Reproduce the lines between the one holding "share-icon[interactable] (276, 838, 302, 864)" and the one holding "hero-title[interactable]: 서울 강남구, 2024학년도", inclusive, substituting "banner-brand-text" for "banner-logo-text" and changing nothing else.

__Box annotation records__.
....

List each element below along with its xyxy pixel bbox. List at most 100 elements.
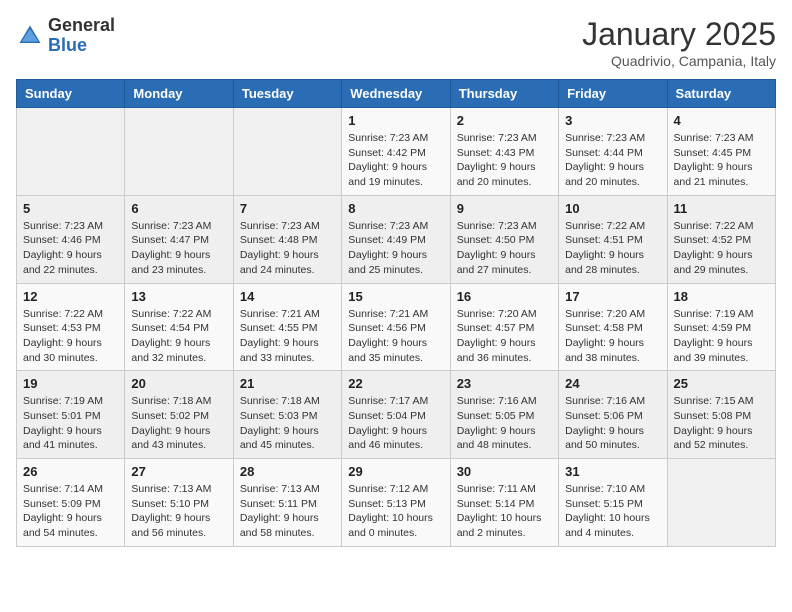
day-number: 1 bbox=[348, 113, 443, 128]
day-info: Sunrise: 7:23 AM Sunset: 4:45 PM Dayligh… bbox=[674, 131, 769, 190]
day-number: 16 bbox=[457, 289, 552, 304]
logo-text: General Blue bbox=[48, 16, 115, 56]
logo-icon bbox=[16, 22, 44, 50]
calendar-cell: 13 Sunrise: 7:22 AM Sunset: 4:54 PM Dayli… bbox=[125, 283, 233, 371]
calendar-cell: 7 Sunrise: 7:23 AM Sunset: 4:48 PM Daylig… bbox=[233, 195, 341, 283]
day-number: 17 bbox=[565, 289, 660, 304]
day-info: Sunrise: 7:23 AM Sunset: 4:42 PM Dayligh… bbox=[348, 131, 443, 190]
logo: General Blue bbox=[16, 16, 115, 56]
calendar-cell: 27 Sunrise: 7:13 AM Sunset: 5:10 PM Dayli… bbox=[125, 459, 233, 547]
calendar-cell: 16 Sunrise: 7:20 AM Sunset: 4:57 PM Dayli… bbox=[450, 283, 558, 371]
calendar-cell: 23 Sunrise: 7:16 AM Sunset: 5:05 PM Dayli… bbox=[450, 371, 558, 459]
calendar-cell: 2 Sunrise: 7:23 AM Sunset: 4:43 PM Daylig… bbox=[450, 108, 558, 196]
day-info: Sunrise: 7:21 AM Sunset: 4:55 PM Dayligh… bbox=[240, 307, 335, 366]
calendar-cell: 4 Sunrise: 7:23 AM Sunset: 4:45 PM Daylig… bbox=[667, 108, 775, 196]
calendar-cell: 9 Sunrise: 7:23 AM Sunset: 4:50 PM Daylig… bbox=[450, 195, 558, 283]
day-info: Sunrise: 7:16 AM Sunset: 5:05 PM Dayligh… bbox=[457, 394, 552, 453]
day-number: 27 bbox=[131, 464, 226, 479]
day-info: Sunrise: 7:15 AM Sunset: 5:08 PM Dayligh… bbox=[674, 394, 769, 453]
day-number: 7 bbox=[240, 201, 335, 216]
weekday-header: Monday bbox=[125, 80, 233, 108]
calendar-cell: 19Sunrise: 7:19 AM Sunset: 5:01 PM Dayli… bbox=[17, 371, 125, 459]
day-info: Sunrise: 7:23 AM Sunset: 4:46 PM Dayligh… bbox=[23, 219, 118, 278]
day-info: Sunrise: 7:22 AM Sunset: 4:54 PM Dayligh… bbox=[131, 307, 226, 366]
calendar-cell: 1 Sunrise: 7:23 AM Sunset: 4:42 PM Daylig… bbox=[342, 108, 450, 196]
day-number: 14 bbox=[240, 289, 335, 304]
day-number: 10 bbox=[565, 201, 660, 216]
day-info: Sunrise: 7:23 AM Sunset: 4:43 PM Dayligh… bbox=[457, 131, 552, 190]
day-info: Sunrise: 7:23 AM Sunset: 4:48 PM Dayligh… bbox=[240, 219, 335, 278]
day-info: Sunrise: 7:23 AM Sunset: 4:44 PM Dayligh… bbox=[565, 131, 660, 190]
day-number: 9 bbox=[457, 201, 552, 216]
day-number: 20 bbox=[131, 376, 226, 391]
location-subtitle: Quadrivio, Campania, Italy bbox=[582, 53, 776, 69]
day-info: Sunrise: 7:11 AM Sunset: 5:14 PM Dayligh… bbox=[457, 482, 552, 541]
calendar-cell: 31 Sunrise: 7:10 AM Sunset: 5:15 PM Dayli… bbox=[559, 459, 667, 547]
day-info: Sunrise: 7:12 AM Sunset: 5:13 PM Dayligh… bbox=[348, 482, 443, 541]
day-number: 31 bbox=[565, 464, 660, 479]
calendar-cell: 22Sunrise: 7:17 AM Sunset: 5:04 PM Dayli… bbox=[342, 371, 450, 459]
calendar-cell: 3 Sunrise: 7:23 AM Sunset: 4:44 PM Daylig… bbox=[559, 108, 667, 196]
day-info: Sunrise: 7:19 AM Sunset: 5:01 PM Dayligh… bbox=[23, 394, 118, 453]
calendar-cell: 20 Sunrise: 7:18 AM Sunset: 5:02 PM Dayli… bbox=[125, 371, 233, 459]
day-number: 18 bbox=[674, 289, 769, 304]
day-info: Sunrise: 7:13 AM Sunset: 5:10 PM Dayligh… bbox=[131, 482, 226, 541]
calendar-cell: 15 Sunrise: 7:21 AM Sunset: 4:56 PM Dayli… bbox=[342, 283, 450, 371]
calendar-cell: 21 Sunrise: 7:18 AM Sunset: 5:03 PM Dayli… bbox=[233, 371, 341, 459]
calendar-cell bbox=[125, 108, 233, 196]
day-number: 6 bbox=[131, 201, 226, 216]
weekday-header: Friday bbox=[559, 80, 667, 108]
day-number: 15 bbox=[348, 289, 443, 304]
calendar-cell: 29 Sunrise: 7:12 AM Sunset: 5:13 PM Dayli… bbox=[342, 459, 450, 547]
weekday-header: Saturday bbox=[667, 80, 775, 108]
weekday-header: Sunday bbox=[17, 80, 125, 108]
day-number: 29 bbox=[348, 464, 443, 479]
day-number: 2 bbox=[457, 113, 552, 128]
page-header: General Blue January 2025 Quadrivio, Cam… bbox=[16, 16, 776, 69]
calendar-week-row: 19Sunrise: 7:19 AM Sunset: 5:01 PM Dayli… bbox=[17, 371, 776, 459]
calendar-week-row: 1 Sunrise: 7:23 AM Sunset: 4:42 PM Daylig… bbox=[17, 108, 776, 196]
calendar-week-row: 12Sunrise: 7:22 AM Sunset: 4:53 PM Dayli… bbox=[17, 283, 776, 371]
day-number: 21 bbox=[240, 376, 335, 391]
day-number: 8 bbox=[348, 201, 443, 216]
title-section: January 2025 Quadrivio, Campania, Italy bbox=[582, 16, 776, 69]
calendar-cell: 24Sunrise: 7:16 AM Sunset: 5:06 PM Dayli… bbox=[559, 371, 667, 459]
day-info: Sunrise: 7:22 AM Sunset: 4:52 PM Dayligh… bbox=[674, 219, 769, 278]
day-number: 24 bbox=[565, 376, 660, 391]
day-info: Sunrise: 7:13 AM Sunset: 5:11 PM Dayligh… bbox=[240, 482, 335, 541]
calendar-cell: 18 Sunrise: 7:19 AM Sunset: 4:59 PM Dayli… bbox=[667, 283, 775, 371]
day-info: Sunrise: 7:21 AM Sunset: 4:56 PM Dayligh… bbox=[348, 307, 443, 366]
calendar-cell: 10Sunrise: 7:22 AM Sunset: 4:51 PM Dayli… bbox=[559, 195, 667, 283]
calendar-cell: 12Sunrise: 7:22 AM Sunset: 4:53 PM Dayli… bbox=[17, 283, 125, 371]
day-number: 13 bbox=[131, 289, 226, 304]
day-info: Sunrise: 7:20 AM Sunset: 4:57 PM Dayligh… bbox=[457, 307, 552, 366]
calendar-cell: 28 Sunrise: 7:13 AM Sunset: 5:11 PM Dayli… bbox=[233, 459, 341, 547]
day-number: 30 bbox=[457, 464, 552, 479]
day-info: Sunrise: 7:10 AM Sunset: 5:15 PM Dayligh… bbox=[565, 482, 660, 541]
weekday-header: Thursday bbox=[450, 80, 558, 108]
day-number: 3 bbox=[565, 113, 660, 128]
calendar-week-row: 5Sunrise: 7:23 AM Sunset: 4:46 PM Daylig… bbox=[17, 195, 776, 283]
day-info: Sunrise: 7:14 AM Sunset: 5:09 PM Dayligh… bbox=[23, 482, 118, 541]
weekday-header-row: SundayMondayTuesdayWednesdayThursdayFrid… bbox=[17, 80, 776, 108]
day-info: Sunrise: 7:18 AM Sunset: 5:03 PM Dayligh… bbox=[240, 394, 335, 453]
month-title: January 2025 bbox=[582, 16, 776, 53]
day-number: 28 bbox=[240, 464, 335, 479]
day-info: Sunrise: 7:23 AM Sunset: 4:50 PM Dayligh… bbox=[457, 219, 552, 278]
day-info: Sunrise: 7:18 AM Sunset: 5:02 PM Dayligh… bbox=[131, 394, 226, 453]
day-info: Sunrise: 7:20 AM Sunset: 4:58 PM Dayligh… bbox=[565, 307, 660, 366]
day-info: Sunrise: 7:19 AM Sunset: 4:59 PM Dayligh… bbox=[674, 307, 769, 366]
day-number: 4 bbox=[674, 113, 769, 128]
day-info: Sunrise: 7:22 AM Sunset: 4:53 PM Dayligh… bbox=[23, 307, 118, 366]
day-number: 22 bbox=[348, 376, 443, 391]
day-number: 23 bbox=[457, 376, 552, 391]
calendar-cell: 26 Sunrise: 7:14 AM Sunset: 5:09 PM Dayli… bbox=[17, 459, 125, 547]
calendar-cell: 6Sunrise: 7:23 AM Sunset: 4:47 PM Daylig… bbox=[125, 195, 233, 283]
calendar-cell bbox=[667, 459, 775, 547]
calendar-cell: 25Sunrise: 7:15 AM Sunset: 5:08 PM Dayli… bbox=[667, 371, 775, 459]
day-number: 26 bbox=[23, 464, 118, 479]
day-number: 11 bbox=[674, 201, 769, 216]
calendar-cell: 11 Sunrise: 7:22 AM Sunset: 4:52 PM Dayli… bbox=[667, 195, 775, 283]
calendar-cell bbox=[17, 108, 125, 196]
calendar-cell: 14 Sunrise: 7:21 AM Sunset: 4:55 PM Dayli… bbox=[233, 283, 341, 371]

....

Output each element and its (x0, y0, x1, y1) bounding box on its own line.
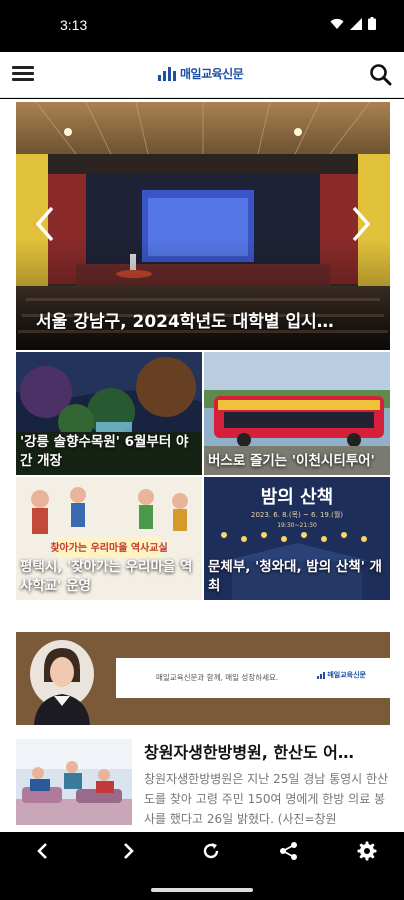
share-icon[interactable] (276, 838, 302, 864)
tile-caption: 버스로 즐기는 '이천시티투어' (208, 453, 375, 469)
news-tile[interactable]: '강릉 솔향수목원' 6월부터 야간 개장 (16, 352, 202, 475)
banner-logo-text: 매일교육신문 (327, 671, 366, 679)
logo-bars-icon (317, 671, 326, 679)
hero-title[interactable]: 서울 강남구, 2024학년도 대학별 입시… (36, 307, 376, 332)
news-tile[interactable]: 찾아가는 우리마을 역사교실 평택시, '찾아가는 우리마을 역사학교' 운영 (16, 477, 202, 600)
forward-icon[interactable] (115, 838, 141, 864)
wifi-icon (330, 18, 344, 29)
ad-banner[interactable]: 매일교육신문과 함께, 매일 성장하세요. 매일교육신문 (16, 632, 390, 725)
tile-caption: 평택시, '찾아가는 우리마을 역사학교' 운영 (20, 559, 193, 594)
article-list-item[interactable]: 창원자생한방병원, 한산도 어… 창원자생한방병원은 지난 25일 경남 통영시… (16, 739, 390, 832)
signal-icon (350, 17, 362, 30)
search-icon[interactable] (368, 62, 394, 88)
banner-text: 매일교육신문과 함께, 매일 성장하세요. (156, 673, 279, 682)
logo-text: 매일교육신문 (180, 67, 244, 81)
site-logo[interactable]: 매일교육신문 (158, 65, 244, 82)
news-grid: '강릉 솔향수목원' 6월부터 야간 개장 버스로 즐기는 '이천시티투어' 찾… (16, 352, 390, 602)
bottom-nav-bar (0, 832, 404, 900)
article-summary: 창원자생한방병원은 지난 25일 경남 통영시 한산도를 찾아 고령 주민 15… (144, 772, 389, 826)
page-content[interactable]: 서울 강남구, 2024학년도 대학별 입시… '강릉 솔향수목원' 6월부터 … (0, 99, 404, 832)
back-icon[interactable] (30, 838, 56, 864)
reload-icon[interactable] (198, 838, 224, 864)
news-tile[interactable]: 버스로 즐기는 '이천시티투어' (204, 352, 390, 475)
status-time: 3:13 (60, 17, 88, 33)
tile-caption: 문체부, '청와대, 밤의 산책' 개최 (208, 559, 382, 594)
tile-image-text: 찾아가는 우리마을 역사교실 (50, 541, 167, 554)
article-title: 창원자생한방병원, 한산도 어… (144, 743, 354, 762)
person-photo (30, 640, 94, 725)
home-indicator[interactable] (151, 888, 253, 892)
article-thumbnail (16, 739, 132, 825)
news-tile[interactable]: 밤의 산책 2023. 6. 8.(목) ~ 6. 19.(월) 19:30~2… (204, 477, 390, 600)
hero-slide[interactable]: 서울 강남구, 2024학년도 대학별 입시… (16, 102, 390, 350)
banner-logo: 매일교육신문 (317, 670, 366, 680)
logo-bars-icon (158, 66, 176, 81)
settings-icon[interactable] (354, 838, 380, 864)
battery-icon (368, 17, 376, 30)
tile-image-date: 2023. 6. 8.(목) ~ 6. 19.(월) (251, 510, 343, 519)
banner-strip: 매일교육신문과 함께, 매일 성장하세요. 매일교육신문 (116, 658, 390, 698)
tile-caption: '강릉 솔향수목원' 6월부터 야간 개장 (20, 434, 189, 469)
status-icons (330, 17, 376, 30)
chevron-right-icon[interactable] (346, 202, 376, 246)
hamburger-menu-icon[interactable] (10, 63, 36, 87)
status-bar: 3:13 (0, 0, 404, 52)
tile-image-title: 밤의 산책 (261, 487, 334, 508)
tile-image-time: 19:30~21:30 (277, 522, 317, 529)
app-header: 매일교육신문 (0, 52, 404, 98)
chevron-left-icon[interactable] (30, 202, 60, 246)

....

__Response below__.
share-icon[interactable] (276, 838, 302, 864)
tile-caption: 버스로 즐기는 '이천시티투어' (208, 453, 375, 469)
news-tile[interactable]: '강릉 솔향수목원' 6월부터 야간 개장 (16, 352, 202, 475)
banner-brand-text: 매일교육신문 (327, 671, 366, 679)
logo-bars-icon (317, 671, 326, 679)
hero-title[interactable]: 서울 강남구, 2024학년도 대학별 입시… (36, 307, 376, 332)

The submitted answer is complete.